*** Dataset

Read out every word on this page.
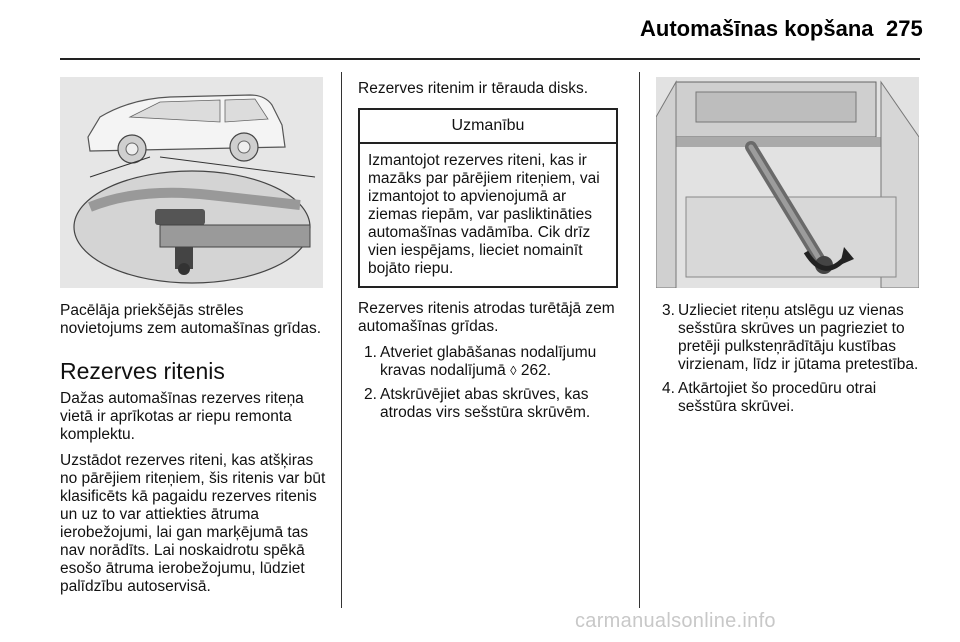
Automašīnas kopšana 275

Pacēlāja priekšējās strēles novietojums zem automašīnas grīdas.

Rezerves ritenis

Dažas automašīnas rezerves riteņa vietā ir aprīkotas ar riepu remonta komplektu.

Uzstādot rezerves riteni, kas atšķiras no pārējiem riteņiem, šis ritenis var būt klasificēts kā pagaidu rezerves ritenis un uz to var attiekties ātruma ierobežojumi, lai gan marķējumā tas nav norādīts. Lai noskaidrotu spēkā esošo ātruma ierobežojumu, lūdziet palīdzību autoservisā.

Rezerves ritenim ir tērauda disks.

Uzmanību
Izmantojot rezerves riteni, kas ir mazāks par pārējiem riteņiem, vai izmantojot to apvienojumā ar ziemas riepām, var pasliktināties automašīnas vadāmība. Cik drīz vien iespējams, lieciet nomainīt bojāto riepu.

Rezerves ritenis atrodas turētājā zem automašīnas grīdas.

1. Atveriet glabāšanas nodalījumu kravas nodalījumā ◊ 262.
2. Atskrūvējiet abas skrūves, kas atrodas virs sešstūra skrūvēm.
3. Uzlieciet riteņu atslēgu uz vienas sešstūra skrūves un pagrieziet to pretēji pulksteņrādītāju kustības virzienam, līdz ir jūtama pretestība.
4. Atkārtojiet šo procedūru otrai sešstūra skrūvei.
carmanualsonline.info
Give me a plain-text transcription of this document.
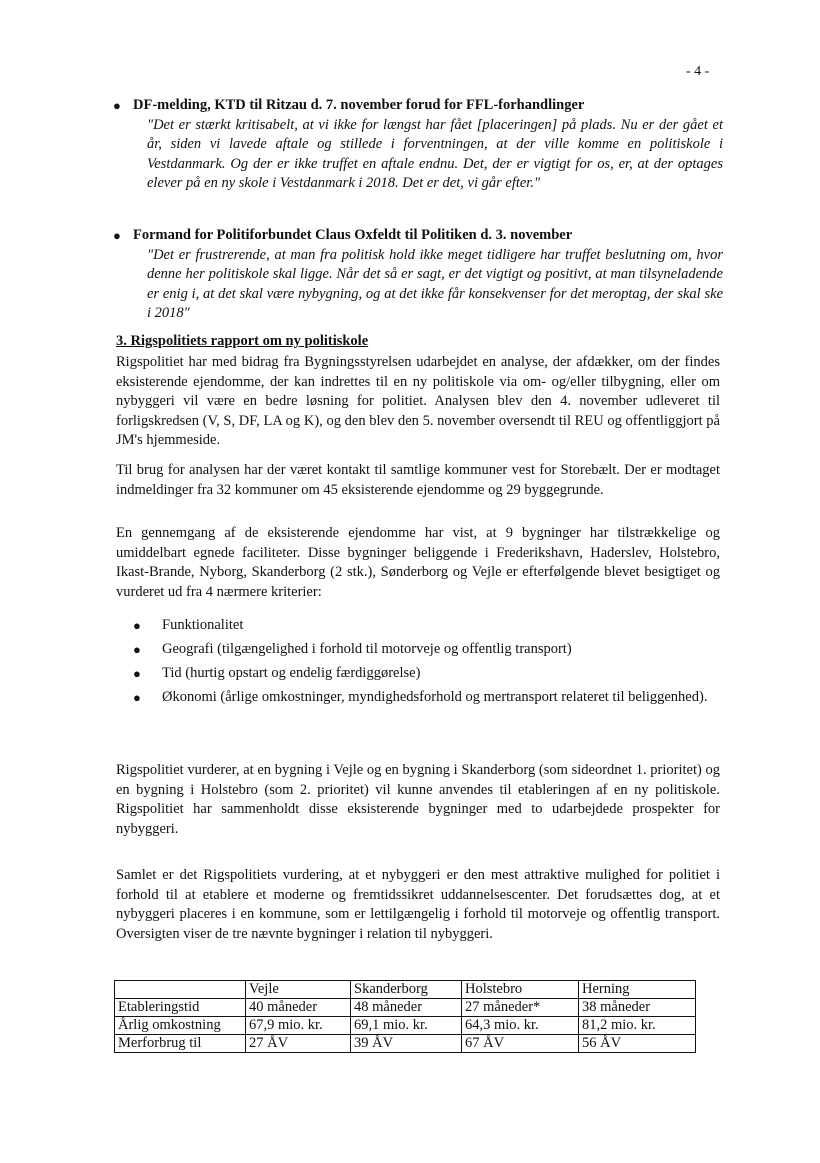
- 4 -
● DF-melding, KTD til Ritzau d. 7. november forud for FFL-forhandlinger
"Det er stærkt kritisabelt, at vi ikke for længst har fået [placeringen] på plads. Nu er der gået et år, siden vi lavede aftale og stillede i forventningen, at der ville komme en politiskole i Vestdanmark. Og der er ikke truffet en aftale endnu. Det, der er vigtigt for os, er, at der optages elever på en ny skole i Vestdanmark i 2018. Det er det, vi går efter."
● Formand for Politiforbundet Claus Oxfeldt til Politiken d. 3. november
"Det er frustrerende, at man fra politisk hold ikke meget tidligere har truffet beslutning om, hvor denne her politiskole skal ligge. Når det så er sagt, er det vigtigt og positivt, at man tilsyneladende er enig i, at det skal være nybygning, og at det ikke får konsekvenser for det meroptag, der skal ske i 2018"
3. Rigspolitiets rapport om ny politiskole

Rigspolitiet har med bidrag fra Bygningsstyrelsen udarbejdet en analyse, der afdækker, om der findes eksisterende ejendomme, der kan indrettes til en ny politiskole via om- og/eller tilbygning, eller om nybyggeri vil være en bedre løsning for politiet. Analysen blev den 4. november udleveret til forligskredsen (V, S, DF, LA og K), og den blev den 5. november oversendt til REU og offentliggjort på JM's hjemmeside.

Til brug for analysen har der været kontakt til samtlige kommuner vest for Storebælt. Der er modtaget indmeldinger fra 32 kommuner om 45 eksisterende ejendomme og 29 byggegrunde.

En gennemgang af de eksisterende ejendomme har vist, at 9 bygninger har tilstrækkelige og umiddelbart egnede faciliteter. Disse bygninger beliggende i Frederikshavn, Haderslev, Holstebro, Ikast-Brande, Nyborg, Skanderborg (2 stk.), Sønderborg og Vejle er efterfølgende blevet besigtiget og vurderet ud fra 4 nærmere kriterier:

● Funktionalitet
● Geografi (tilgængelighed i forhold til motorveje og offentlig transport)
● Tid (hurtig opstart og endelig færdiggørelse)
● Økonomi (årlige omkostninger, myndighedsforhold og mertransport relateret til beliggenhed).

Rigspolitiet vurderer, at en bygning i Vejle og en bygning i Skanderborg (som sideordnet 1. prioritet) og en bygning i Holstebro (som 2. prioritet) vil kunne anvendes til etableringen af en ny politiskole. Rigspolitiet har sammenholdt disse eksisterende bygninger med to udarbejdede prospekter for nybyggeri.

Samlet er det Rigspolitiets vurdering, at et nybyggeri er den mest attraktive mulighed for politiet i forhold til at etablere et moderne og fremtidssikret uddannelsescenter. Det forudsættes dog, at et nybyggeri placeres i en kommune, som er lettilgængelig i forhold til motorveje og offentlig transport. Oversigten viser de tre nævnte bygninger i relation til nybyggeri.

	Vejle	Skanderborg	Holstebro	Herning
Etableringstid	40 måneder	48 måneder	27 måneder*	38 måneder
Årlig omkostning	67,9 mio. kr.	69,1 mio. kr.	64,3 mio. kr.	81,2 mio. kr.
Merforbrug til	27 ÅV	39 ÅV	67 ÅV	56 ÅV
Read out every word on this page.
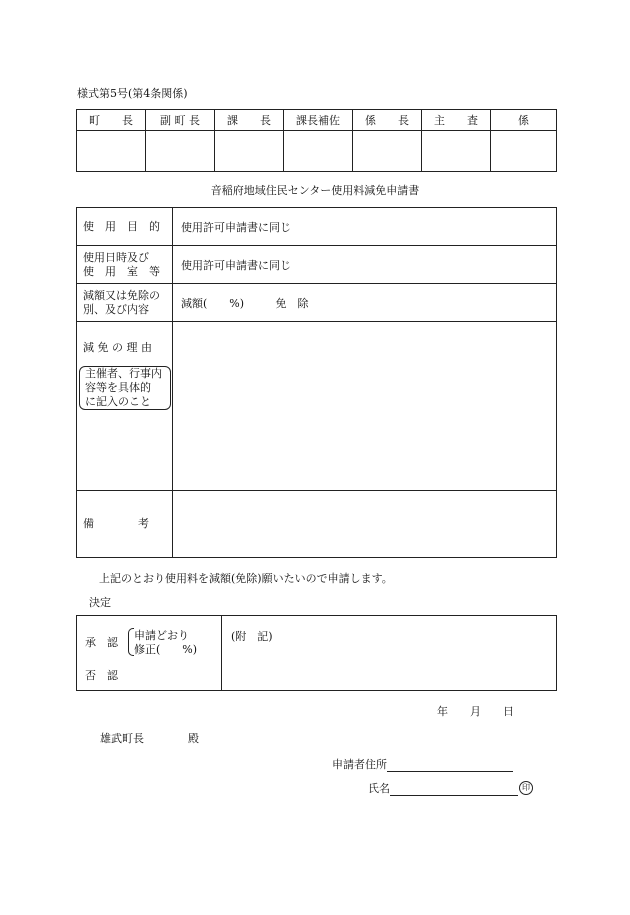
様式第5号(第4条関係)
町　　長	副 町 長	課　　長	課長補佐	係　　長	主　　査	係

音稲府地域住民センター使用料減免申請書
使　用　目　的	使用許可申請書に同じ

使用日時及び
使　用　室　等	使用許可申請書に同じ

減額又は免除の
別、及び内容	減額(　　%) 免　除

減 免 の 理 由
主催者、行事内
容等を具体的
に記入のこと	

備　　　　考	

上記のとおり使用料を減額(免除)願いたいので申請します。
決定
承　認
申請どおり
修正(　　%)
否　認

(附　記)
年　　月　　日
雄武町長　　　　殿
申請者住所
氏名	印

******

To do »
The listing above needs to be output again exactly. Don't include the pictures.

Task response »
Read out every word on this page.
Automašīnas kopšana 275

Pacēlāja priekšējās strēles novietojums zem automašīnas grīdas.

Rezerves ritenis

Dažas automašīnas rezerves riteņa vietā ir aprīkotas ar riepu remonta komplektu.

Uzstādot rezerves riteni, kas atšķiras no pārējiem riteņiem, šis ritenis var būt klasificēts kā pagaidu rezerves ritenis un uz to var attiekties ātruma ierobežojumi, lai gan marķējumā tas nav norādīts. Lai noskaidrotu spēkā esošo ātruma ierobežojumu, lūdziet palīdzību autoservisā.

Rezerves ritenim ir tērauda disks.

Uzmanību
Izmantojot rezerves riteni, kas ir mazāks par pārējiem riteņiem, vai izmantojot to apvienojumā ar ziemas riepām, var pasliktināties automašīnas vadāmība. Cik drīz vien iespējams, lieciet nomainīt bojāto riepu.

Rezerves ritenis atrodas turētājā zem automašīnas grīdas.

1. Atveriet glabāšanas nodalījumu kravas nodalījumā ◊ 262.
2. Atskrūvējiet abas skrūves, kas atrodas virs sešstūra skrūvēm.
3. Uzlieciet riteņu atslēgu uz vienas sešstūra skrūves un pagrieziet to pretēji pulksteņrādītāju kustības virzienam, līdz ir jūtama pretestība.
4. Atkārtojiet šo procedūru otrai sešstūra skrūvei.
carmanualsonline.info
Give me a plain-text transcription of this document.
- 4 -
● DF-melding, KTD til Ritzau d. 7. november forud for FFL-forhandlinger
"Det er stærkt kritisabelt, at vi ikke for længst har fået [placeringen] på plads. Nu er der gået et år, siden vi lavede aftale og stillede i forventningen, at der ville komme en politiskole i Vestdanmark. Og der er ikke truffet en aftale endnu. Det, der er vigtigt for os, er, at der optages elever på en ny skole i Vestdanmark i 2018. Det er det, vi går efter."
● Formand for Politiforbundet Claus Oxfeldt til Politiken d. 3. november
"Det er frustrerende, at man fra politisk hold ikke meget tidligere har truffet beslutning om, hvor denne her politiskole skal ligge. Når det så er sagt, er det vigtigt og positivt, at man tilsyneladende er enig i, at det skal være nybygning, og at det ikke får konsekvenser for det meroptag, der skal ske i 2018"
3. Rigspolitiets rapport om ny politiskole

Rigspolitiet har med bidrag fra Bygningsstyrelsen udarbejdet en analyse, der afdækker, om der findes eksisterende ejendomme, der kan indrettes til en ny politiskole via om- og/eller tilbygning, eller om nybyggeri vil være en bedre løsning for politiet. Analysen blev den 4. november udleveret til forligskredsen (V, S, DF, LA og K), og den blev den 5. november oversendt til REU og offentliggjort på JM's hjemmeside.

Til brug for analysen har der været kontakt til samtlige kommuner vest for Storebælt. Der er modtaget indmeldinger fra 32 kommuner om 45 eksisterende ejendomme og 29 byggegrunde.

En gennemgang af de eksisterende ejendomme har vist, at 9 bygninger har tilstrækkelige og umiddelbart egnede faciliteter. Disse bygninger beliggende i Frederikshavn, Haderslev, Holstebro, Ikast-Brande, Nyborg, Skanderborg (2 stk.), Sønderborg og Vejle er efterfølgende blevet besigtiget og vurderet ud fra 4 nærmere kriterier:

● Funktionalitet
● Geografi (tilgængelighed i forhold til motorveje og offentlig transport)
● Tid (hurtig opstart og endelig færdiggørelse)
● Økonomi (årlige omkostninger, myndighedsforhold og mertransport relateret til beliggenhed).

Rigspolitiet vurderer, at en bygning i Vejle og en bygning i Skanderborg (som sideordnet 1. prioritet) og en bygning i Holstebro (som 2. prioritet) vil kunne anvendes til etableringen af en ny politiskole. Rigspolitiet har sammenholdt disse eksisterende bygninger med to udarbejdede prospekter for nybyggeri.

Samlet er det Rigspolitiets vurdering, at et nybyggeri er den mest attraktive mulighed for politiet i forhold til at etablere et moderne og fremtidssikret uddannelsescenter. Det forudsættes dog, at et nybyggeri placeres i en kommune, som er lettilgængelig i forhold til motorveje og offentlig transport. Oversigten viser de tre nævnte bygninger i relation til nybyggeri.

	Vejle	Skanderborg	Holstebro	Herning
Etableringstid	40 måneder	48 måneder	27 måneder*	38 måneder
Årlig omkostning	67,9 mio. kr.	69,1 mio. kr.	64,3 mio. kr.	81,2 mio. kr.
Merforbrug til	27 ÅV	39 ÅV	67 ÅV	56 ÅV
Read out every word on this page.
様式第5号(第4条関係)
町　　長	副 町 長	課　　長	課長補佐	係　　長	主　　査	係

音稲府地域住民センター使用料減免申請書
使　用　目　的	使用許可申請書に同じ

使用日時及び
使　用　室　等	使用許可申請書に同じ

減額又は免除の
別、及び内容	減額(　　%) 免　除

減 免 の 理 由
主催者、行事内
容等を具体的
に記入のこと	

備　　　　考	

上記のとおり使用料を減額(免除)願いたいので申請します。
決定
承　認
申請どおり
修正(　　%)
否　認

(附　記)
年　　月　　日
雄武町長　　　　殿
申請者住所
氏名	印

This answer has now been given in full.